START RECORD LIST

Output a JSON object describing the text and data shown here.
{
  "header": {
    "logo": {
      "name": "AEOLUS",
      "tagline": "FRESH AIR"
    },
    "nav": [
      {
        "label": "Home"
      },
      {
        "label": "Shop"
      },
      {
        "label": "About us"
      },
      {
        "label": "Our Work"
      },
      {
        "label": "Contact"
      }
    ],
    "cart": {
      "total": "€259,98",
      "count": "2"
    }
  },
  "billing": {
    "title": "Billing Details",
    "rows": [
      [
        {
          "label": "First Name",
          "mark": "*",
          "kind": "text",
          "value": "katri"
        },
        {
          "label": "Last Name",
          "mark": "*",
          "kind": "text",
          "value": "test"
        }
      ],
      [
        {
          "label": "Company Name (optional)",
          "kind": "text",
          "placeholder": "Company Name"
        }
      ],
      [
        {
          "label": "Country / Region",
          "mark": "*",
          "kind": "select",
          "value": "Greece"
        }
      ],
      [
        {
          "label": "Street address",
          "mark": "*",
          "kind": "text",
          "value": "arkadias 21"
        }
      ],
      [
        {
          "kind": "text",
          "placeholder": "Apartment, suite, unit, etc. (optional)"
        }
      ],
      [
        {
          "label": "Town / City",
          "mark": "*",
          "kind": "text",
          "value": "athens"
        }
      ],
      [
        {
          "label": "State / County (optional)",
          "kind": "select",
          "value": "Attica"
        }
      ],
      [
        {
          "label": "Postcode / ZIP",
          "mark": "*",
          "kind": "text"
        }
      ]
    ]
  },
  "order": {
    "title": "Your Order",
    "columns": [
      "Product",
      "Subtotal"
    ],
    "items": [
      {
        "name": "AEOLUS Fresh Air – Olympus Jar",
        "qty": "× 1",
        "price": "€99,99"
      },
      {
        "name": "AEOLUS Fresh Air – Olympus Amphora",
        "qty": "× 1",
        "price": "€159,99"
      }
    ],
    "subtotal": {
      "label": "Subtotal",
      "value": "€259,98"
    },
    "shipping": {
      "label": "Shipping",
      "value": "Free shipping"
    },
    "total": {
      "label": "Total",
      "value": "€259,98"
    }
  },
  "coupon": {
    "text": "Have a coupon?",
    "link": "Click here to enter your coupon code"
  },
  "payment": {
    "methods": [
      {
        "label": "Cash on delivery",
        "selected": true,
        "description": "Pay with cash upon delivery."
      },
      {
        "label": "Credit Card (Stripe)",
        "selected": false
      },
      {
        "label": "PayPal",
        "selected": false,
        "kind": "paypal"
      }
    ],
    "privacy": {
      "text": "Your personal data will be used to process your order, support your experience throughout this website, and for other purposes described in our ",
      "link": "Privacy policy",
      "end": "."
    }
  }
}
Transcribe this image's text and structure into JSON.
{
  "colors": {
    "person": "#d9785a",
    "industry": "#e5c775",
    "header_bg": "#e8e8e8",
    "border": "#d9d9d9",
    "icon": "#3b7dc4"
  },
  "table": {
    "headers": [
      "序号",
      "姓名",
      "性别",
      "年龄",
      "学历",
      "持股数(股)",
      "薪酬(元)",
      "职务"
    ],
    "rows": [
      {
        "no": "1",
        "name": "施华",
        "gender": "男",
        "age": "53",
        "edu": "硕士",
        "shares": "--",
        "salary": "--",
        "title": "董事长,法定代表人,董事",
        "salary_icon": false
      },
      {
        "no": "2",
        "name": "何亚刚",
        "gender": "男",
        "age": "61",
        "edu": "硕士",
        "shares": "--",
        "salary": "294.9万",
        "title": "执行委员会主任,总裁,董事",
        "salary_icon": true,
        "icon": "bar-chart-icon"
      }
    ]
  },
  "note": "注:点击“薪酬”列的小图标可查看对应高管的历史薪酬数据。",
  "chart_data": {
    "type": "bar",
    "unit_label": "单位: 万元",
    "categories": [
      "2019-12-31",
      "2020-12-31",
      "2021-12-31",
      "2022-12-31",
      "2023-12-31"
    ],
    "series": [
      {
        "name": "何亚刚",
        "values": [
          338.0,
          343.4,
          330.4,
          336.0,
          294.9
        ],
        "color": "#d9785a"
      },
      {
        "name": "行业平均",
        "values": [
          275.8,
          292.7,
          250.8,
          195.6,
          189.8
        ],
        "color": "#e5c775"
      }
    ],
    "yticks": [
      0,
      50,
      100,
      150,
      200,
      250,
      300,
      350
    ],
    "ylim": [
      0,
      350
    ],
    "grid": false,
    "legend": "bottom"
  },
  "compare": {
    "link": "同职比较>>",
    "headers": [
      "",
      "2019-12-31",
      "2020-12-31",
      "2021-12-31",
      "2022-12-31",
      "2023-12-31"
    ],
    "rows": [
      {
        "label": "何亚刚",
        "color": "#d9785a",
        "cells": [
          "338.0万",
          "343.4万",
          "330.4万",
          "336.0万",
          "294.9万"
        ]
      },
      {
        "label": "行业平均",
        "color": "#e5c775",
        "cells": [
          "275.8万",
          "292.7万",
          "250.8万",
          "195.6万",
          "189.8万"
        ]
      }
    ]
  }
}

END RECORD LIST

GIVEN PROBLEM: Repeat the data precisely, line by line.

FULL OUTPUT:
Output a JSON object describing the text and data shown here.
{
  "header": {
    "logo": {
      "name": "AEOLUS",
      "tagline": "FRESH AIR"
    },
    "nav": [
      {
        "label": "Home"
      },
      {
        "label": "Shop"
      },
      {
        "label": "About us"
      },
      {
        "label": "Our Work"
      },
      {
        "label": "Contact"
      }
    ],
    "cart": {
      "total": "€259,98",
      "count": "2"
    }
  },
  "billing": {
    "title": "Billing Details",
    "rows": [
      [
        {
          "label": "First Name",
          "mark": "*",
          "kind": "text",
          "value": "katri"
        },
        {
          "label": "Last Name",
          "mark": "*",
          "kind": "text",
          "value": "test"
        }
      ],
      [
        {
          "label": "Company Name (optional)",
          "kind": "text",
          "placeholder": "Company Name"
        }
      ],
      [
        {
          "label": "Country / Region",
          "mark": "*",
          "kind": "select",
          "value": "Greece"
        }
      ],
      [
        {
          "label": "Street address",
          "mark": "*",
          "kind": "text",
          "value": "arkadias 21"
        }
      ],
      [
        {
          "kind": "text",
          "placeholder": "Apartment, suite, unit, etc. (optional)"
        }
      ],
      [
        {
          "label": "Town / City",
          "mark": "*",
          "kind": "text",
          "value": "athens"
        }
      ],
      [
        {
          "label": "State / County (optional)",
          "kind": "select",
          "value": "Attica"
        }
      ],
      [
        {
          "label": "Postcode / ZIP",
          "mark": "*",
          "kind": "text"
        }
      ]
    ]
  },
  "order": {
    "title": "Your Order",
    "columns": [
      "Product",
      "Subtotal"
    ],
    "items": [
      {
        "name": "AEOLUS Fresh Air – Olympus Jar",
        "qty": "× 1",
        "price": "€99,99"
      },
      {
        "name": "AEOLUS Fresh Air – Olympus Amphora",
        "qty": "× 1",
        "price": "€159,99"
      }
    ],
    "subtotal": {
      "label": "Subtotal",
      "value": "€259,98"
    },
    "shipping": {
      "label": "Shipping",
      "value": "Free shipping"
    },
    "total": {
      "label": "Total",
      "value": "€259,98"
    }
  },
  "coupon": {
    "text": "Have a coupon?",
    "link": "Click here to enter your coupon code"
  },
  "payment": {
    "methods": [
      {
        "label": "Cash on delivery",
        "selected": true,
        "description": "Pay with cash upon delivery."
      },
      {
        "label": "Credit Card (Stripe)",
        "selected": false
      },
      {
        "label": "PayPal",
        "selected": false,
        "kind": "paypal"
      }
    ],
    "privacy": {
      "text": "Your personal data will be used to process your order, support your experience throughout this website, and for other purposes described in our ",
      "link": "Privacy policy",
      "end": "."
    }
  }
}
Transcribe this image's text and structure into JSON.
{
  "colors": {
    "person": "#d9785a",
    "industry": "#e5c775",
    "header_bg": "#e8e8e8",
    "border": "#d9d9d9",
    "icon": "#3b7dc4"
  },
  "table": {
    "headers": [
      "序号",
      "姓名",
      "性别",
      "年龄",
      "学历",
      "持股数(股)",
      "薪酬(元)",
      "职务"
    ],
    "rows": [
      {
        "no": "1",
        "name": "施华",
        "gender": "男",
        "age": "53",
        "edu": "硕士",
        "shares": "--",
        "salary": "--",
        "title": "董事长,法定代表人,董事",
        "salary_icon": false
      },
      {
        "no": "2",
        "name": "何亚刚",
        "gender": "男",
        "age": "61",
        "edu": "硕士",
        "shares": "--",
        "salary": "294.9万",
        "title": "执行委员会主任,总裁,董事",
        "salary_icon": true,
        "icon": "bar-chart-icon"
      }
    ]
  },
  "note": "注:点击“薪酬”列的小图标可查看对应高管的历史薪酬数据。",
  "chart_data": {
    "type": "bar",
    "unit_label": "单位: 万元",
    "categories": [
      "2019-12-31",
      "2020-12-31",
      "2021-12-31",
      "2022-12-31",
      "2023-12-31"
    ],
    "series": [
      {
        "name": "何亚刚",
        "values": [
          338.0,
          343.4,
          330.4,
          336.0,
          294.9
        ],
        "color": "#d9785a"
      },
      {
        "name": "行业平均",
        "values": [
          275.8,
          292.7,
          250.8,
          195.6,
          189.8
        ],
        "color": "#e5c775"
      }
    ],
    "yticks": [
      0,
      50,
      100,
      150,
      200,
      250,
      300,
      350
    ],
    "ylim": [
      0,
      350
    ],
    "grid": false,
    "legend": "bottom"
  },
  "compare": {
    "link": "同职比较>>",
    "headers": [
      "",
      "2019-12-31",
      "2020-12-31",
      "2021-12-31",
      "2022-12-31",
      "2023-12-31"
    ],
    "rows": [
      {
        "label": "何亚刚",
        "color": "#d9785a",
        "cells": [
          "338.0万",
          "343.4万",
          "330.4万",
          "336.0万",
          "294.9万"
        ]
      },
      {
        "label": "行业平均",
        "color": "#e5c775",
        "cells": [
          "275.8万",
          "292.7万",
          "250.8万",
          "195.6万",
          "189.8万"
        ]
      }
    ]
  }
}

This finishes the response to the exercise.